SELECTED EXTRACT →

==========

Okay, so the script of Magic Mike’s Last Dance leaves something to be desired. The dialogue often sounds like it’s being improvised on the spot (and maybe some of it is) and the characters don’t have much depth, but those aren’t the reasons people go and see Magic Mike movies, are they? No, one goes to a Magic Mike film to watch Tatum and company work their shirtless magic on stage, and that’s completely fine. So, knowing that, I will say that even though the love story here between Mike and Maxandra isn’t as captivating as a relationship in your average romantic film, it works well enough here because the focus of the film is the dancing, and the dancing is strong enough to carry everything else on its shoulders, all while doing a backflip off a staircase into the splits.
It’s been 8 years since Magic Mike: XXL and it doesn’t seem like a third film was ever the plan. Tatum said it wasn’t until they did the Magic Mike Live show that he and Director Steven Soderbergh had the idea to do a third movie to not only finish off Mike’s story, but also showcase the dancers from the live show. As Mike doesn’t want to dance anymore he’s once again distanced himself from his friends from the previous films – mainly because they invested in his business and it went under and he feels that he has to find a way to pay them back before he will answer their calls. So when he’s hired by Maxandra to go with her to London and put on a show he lets them know that he’ll pay them back via a Zoom call. They say the money isn’t important and they just don’t want him to blow this chance at happiness and that’s all we see of the previous cast of dancers.

==========

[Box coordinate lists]
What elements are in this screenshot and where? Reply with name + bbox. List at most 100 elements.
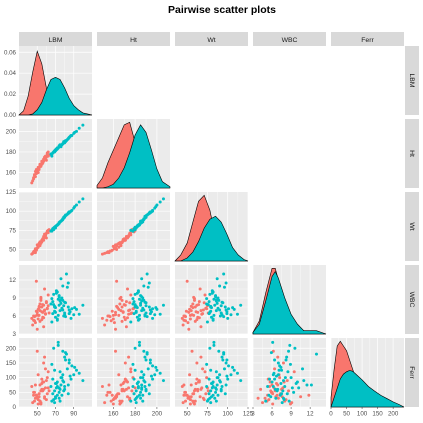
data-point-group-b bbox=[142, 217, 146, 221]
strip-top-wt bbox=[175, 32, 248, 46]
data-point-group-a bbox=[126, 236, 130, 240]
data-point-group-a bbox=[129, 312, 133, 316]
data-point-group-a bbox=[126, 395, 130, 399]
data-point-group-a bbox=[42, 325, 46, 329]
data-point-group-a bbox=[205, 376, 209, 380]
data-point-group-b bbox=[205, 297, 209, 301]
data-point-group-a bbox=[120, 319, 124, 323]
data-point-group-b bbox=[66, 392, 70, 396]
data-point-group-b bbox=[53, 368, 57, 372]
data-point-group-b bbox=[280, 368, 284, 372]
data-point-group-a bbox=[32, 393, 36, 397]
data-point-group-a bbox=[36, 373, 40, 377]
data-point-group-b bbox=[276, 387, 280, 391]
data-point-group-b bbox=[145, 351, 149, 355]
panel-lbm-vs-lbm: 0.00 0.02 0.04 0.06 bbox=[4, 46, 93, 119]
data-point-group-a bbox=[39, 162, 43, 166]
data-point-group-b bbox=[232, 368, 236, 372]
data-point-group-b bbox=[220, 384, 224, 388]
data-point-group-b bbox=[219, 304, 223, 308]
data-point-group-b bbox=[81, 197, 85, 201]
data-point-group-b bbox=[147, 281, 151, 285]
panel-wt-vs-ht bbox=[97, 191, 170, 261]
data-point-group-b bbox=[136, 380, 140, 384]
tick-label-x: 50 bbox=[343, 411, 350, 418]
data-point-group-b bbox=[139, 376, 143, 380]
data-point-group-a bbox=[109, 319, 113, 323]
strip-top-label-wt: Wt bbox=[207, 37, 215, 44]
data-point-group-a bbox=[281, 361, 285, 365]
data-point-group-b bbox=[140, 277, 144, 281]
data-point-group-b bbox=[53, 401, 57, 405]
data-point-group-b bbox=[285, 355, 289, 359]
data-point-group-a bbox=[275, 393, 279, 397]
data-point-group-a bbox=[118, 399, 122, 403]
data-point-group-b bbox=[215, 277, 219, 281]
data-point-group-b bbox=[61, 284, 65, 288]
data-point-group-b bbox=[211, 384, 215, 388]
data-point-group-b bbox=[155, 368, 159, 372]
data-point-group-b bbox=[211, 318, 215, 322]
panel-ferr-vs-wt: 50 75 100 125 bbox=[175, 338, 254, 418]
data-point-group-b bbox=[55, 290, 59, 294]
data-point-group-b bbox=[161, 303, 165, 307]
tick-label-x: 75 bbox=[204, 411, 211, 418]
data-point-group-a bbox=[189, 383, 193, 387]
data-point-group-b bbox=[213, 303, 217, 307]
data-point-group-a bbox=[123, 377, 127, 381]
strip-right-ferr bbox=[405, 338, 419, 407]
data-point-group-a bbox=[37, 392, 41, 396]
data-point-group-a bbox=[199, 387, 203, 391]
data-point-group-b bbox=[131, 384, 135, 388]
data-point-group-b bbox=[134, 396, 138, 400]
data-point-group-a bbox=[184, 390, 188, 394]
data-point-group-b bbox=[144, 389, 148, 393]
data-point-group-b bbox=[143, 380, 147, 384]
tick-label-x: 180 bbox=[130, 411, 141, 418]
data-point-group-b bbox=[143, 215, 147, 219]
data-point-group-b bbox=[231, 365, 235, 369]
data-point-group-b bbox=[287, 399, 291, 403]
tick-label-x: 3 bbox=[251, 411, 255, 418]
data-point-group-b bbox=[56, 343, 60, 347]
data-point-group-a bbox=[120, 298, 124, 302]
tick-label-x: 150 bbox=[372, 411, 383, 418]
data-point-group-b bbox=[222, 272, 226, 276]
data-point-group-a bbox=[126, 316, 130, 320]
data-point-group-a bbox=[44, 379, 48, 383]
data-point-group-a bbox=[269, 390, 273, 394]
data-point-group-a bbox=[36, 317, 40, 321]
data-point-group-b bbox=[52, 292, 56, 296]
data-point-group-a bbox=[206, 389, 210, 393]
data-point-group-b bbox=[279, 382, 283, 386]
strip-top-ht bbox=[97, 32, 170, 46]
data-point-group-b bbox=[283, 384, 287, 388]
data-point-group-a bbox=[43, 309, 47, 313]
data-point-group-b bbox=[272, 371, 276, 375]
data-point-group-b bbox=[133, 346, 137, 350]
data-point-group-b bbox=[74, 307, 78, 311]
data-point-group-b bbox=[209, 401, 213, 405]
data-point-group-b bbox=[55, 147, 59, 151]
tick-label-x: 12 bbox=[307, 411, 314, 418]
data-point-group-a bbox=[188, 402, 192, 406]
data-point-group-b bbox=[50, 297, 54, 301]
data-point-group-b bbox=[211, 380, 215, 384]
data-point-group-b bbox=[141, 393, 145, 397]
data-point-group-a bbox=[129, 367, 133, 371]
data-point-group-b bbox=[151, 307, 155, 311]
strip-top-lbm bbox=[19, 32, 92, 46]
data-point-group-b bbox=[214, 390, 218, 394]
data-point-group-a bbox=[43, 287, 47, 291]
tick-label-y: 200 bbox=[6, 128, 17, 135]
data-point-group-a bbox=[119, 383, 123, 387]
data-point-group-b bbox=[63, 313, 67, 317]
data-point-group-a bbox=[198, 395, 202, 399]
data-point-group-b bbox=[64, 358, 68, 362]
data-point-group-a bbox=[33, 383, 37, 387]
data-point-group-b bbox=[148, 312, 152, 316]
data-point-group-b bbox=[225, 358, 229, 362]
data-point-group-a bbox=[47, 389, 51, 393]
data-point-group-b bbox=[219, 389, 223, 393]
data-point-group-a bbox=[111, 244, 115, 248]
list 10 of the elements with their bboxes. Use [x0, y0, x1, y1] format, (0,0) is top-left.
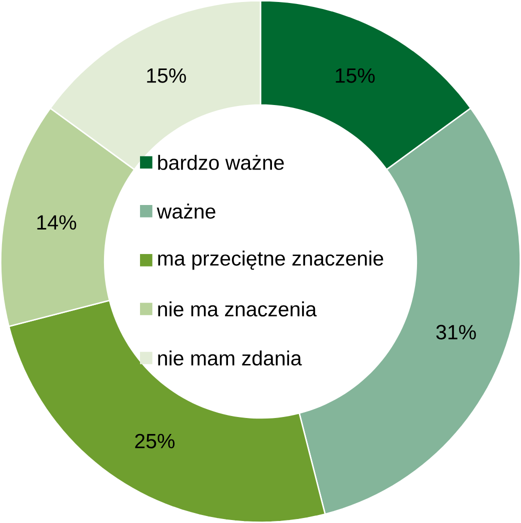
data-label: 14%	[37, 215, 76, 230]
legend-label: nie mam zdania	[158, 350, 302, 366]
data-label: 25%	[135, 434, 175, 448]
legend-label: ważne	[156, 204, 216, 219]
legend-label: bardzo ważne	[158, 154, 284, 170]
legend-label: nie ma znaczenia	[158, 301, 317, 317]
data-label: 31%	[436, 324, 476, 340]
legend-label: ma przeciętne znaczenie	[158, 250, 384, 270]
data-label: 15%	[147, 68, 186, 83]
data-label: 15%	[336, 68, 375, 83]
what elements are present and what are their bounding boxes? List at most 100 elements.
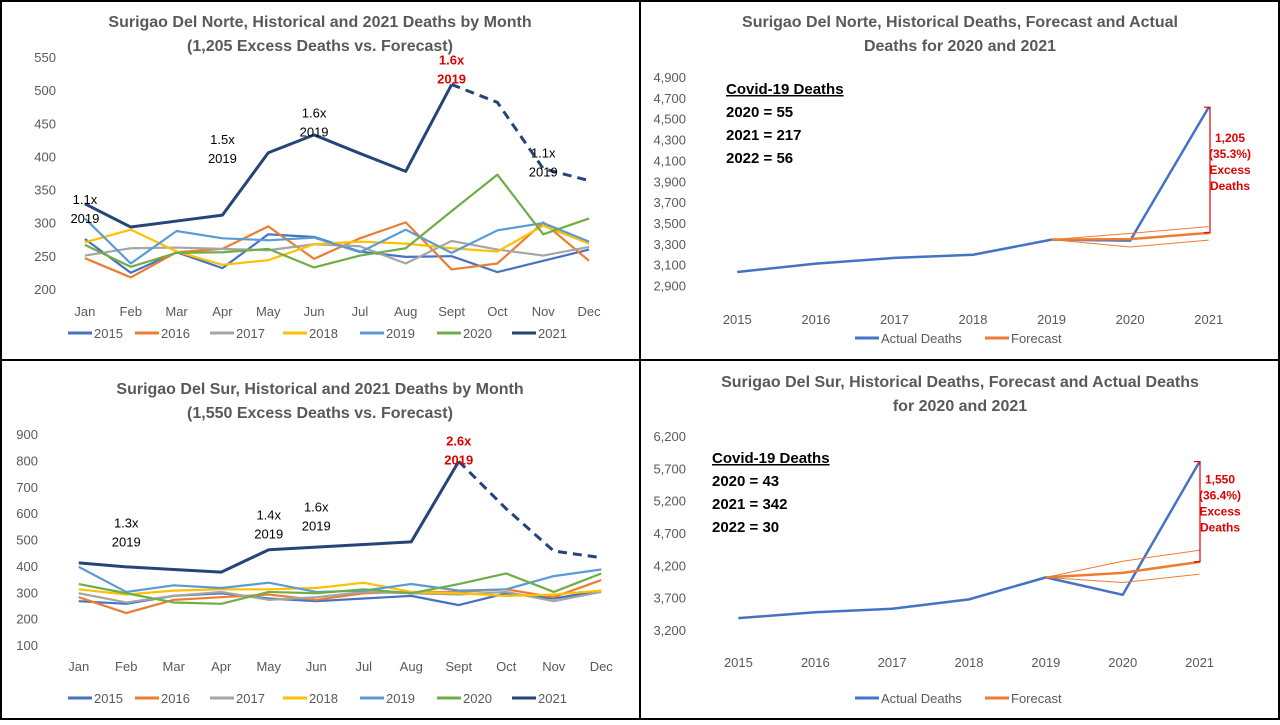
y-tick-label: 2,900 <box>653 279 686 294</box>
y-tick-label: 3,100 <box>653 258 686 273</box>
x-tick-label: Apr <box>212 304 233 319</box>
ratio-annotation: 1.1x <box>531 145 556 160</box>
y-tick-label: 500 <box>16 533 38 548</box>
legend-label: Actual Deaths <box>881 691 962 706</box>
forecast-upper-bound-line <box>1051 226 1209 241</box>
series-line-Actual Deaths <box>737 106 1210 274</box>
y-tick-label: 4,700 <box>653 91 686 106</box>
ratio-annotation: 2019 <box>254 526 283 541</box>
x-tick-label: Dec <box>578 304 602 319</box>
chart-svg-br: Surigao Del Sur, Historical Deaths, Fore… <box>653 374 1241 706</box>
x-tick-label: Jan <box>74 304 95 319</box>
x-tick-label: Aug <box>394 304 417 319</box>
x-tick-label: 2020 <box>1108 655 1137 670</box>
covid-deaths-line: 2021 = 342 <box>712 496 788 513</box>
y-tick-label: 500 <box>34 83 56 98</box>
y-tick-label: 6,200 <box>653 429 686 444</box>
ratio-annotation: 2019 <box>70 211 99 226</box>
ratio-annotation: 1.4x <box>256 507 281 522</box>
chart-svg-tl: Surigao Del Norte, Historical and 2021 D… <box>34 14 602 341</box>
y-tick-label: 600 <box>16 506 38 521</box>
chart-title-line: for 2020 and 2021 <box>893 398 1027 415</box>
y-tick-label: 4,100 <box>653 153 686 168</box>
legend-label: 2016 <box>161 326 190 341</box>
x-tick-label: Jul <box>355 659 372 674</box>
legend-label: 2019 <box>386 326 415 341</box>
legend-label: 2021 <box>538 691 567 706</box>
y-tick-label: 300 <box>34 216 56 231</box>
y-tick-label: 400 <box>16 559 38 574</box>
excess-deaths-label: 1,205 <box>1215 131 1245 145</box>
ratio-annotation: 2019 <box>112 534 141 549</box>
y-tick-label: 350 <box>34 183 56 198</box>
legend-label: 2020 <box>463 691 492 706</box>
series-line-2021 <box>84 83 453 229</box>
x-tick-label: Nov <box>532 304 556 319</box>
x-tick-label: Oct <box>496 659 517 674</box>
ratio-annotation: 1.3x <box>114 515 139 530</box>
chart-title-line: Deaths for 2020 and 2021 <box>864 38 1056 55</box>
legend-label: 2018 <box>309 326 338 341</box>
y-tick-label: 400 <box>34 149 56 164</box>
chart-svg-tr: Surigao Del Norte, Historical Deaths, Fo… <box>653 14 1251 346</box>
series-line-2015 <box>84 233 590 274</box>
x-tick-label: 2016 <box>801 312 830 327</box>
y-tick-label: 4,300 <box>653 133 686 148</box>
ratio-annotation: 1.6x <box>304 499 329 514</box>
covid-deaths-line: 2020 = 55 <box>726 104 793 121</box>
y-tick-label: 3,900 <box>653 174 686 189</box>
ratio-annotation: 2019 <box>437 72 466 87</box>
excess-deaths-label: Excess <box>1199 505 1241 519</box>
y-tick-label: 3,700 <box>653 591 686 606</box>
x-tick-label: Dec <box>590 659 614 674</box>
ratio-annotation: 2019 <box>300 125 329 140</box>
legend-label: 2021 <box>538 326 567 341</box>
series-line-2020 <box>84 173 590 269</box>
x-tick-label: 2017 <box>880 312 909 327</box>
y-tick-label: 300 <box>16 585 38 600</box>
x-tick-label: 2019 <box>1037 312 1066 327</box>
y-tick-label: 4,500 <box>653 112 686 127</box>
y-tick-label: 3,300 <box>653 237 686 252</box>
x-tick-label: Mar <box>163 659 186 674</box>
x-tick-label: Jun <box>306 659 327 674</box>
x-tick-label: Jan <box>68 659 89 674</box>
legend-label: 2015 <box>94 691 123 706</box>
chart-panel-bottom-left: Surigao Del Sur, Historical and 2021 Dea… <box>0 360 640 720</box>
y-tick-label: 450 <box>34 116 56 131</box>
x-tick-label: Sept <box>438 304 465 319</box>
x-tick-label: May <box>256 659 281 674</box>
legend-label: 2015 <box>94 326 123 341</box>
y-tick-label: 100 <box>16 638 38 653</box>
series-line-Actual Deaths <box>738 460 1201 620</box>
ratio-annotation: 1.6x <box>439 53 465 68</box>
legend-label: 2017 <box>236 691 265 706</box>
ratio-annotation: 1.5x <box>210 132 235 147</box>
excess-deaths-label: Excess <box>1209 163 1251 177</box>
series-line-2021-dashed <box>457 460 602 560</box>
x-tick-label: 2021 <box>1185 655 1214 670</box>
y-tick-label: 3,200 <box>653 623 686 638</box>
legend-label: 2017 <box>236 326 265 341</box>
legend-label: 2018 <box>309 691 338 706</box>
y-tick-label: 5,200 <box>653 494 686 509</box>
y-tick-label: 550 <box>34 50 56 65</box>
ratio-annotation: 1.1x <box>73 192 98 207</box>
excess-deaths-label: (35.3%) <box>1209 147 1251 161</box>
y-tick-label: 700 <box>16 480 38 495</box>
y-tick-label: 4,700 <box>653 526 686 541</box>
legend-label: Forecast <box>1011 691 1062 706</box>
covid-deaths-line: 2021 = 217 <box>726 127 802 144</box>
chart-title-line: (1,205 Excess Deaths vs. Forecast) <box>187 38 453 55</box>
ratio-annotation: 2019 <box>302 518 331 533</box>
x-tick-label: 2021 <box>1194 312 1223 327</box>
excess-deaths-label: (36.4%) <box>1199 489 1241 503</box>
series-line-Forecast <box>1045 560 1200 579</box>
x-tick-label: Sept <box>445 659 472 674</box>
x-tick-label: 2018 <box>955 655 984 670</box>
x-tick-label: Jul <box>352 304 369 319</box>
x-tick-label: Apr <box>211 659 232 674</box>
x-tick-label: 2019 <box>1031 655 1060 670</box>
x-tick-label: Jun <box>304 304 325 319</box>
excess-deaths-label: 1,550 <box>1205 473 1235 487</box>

==========

GOAL 1 → In the film review, how long has it been since Magic Mike: XXL?
GOAL 2 → Copy the lines of the rows that start at the line containing "215, 76, 230]" and end after the line containing "what elements are present", with both of those lines included.

FINAL ANSWER 1 → 8 years

FINAL ANSWER 2 →
data-label: 14%	[37, 215, 76, 230]
legend-label: nie mam zdania	[158, 350, 302, 366]
data-label: 25%	[135, 434, 175, 448]
legend-label: ważne	[156, 204, 216, 219]
legend-label: bardzo ważne	[158, 154, 284, 170]
legend-label: nie ma znaczenia	[158, 301, 317, 317]
data-label: 31%	[436, 324, 476, 340]
legend-label: ma przeciętne znaczenie	[158, 250, 384, 270]
data-label: 15%	[147, 68, 186, 83]
data-label: 15%	[336, 68, 375, 83]
what elements are present and what are their bounding boxes? List at most 100 elements.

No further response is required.